> _TO BE DONE_: Quote all of the data below exactly, please.

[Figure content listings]

════

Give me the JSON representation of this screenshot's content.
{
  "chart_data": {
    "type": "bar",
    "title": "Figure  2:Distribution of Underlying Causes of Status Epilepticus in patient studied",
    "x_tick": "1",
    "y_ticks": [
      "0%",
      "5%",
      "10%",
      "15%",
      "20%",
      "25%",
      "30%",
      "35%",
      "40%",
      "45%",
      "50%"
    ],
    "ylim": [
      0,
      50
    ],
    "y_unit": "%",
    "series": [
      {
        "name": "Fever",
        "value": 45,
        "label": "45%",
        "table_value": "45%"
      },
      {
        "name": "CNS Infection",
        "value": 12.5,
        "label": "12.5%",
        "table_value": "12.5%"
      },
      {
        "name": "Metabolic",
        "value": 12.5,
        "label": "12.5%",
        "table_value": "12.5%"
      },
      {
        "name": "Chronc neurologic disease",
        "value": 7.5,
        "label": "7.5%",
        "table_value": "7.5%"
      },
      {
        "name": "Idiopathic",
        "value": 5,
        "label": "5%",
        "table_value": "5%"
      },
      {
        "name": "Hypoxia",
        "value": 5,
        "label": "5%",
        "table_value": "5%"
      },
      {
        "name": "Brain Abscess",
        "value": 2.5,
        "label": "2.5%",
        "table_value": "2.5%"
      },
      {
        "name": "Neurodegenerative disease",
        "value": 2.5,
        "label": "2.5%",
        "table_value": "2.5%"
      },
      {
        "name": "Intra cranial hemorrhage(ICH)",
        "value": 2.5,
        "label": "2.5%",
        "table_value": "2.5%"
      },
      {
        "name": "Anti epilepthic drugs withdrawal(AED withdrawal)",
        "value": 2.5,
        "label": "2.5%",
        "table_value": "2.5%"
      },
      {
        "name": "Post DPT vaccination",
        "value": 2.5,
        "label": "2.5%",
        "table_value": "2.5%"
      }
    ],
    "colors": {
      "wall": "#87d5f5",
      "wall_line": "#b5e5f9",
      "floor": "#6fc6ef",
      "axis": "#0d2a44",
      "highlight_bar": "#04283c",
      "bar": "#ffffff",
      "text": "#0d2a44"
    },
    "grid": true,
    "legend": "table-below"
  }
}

════

> _SOLUTION TO THIS TASK_:
Give me the JSON representation of this screenshot's content.
{
  "chart_data": {
    "type": "bar",
    "title": "Figure  2:Distribution of Underlying Causes of Status Epilepticus in patient studied",
    "x_tick": "1",
    "y_ticks": [
      "0%",
      "5%",
      "10%",
      "15%",
      "20%",
      "25%",
      "30%",
      "35%",
      "40%",
      "45%",
      "50%"
    ],
    "ylim": [
      0,
      50
    ],
    "y_unit": "%",
    "series": [
      {
        "name": "Fever",
        "value": 45,
        "label": "45%",
        "table_value": "45%"
      },
      {
        "name": "CNS Infection",
        "value": 12.5,
        "label": "12.5%",
        "table_value": "12.5%"
      },
      {
        "name": "Metabolic",
        "value": 12.5,
        "label": "12.5%",
        "table_value": "12.5%"
      },
      {
        "name": "Chronc neurologic disease",
        "value": 7.5,
        "label": "7.5%",
        "table_value": "7.5%"
      },
      {
        "name": "Idiopathic",
        "value": 5,
        "label": "5%",
        "table_value": "5%"
      },
      {
        "name": "Hypoxia",
        "value": 5,
        "label": "5%",
        "table_value": "5%"
      },
      {
        "name": "Brain Abscess",
        "value": 2.5,
        "label": "2.5%",
        "table_value": "2.5%"
      },
      {
        "name": "Neurodegenerative disease",
        "value": 2.5,
        "label": "2.5%",
        "table_value": "2.5%"
      },
      {
        "name": "Intra cranial hemorrhage(ICH)",
        "value": 2.5,
        "label": "2.5%",
        "table_value": "2.5%"
      },
      {
        "name": "Anti epilepthic drugs withdrawal(AED withdrawal)",
        "value": 2.5,
        "label": "2.5%",
        "table_value": "2.5%"
      },
      {
        "name": "Post DPT vaccination",
        "value": 2.5,
        "label": "2.5%",
        "table_value": "2.5%"
      }
    ],
    "colors": {
      "wall": "#87d5f5",
      "wall_line": "#b5e5f9",
      "floor": "#6fc6ef",
      "axis": "#0d2a44",
      "highlight_bar": "#04283c",
      "bar": "#ffffff",
      "text": "#0d2a44"
    },
    "grid": true,
    "legend": "table-below"
  }
}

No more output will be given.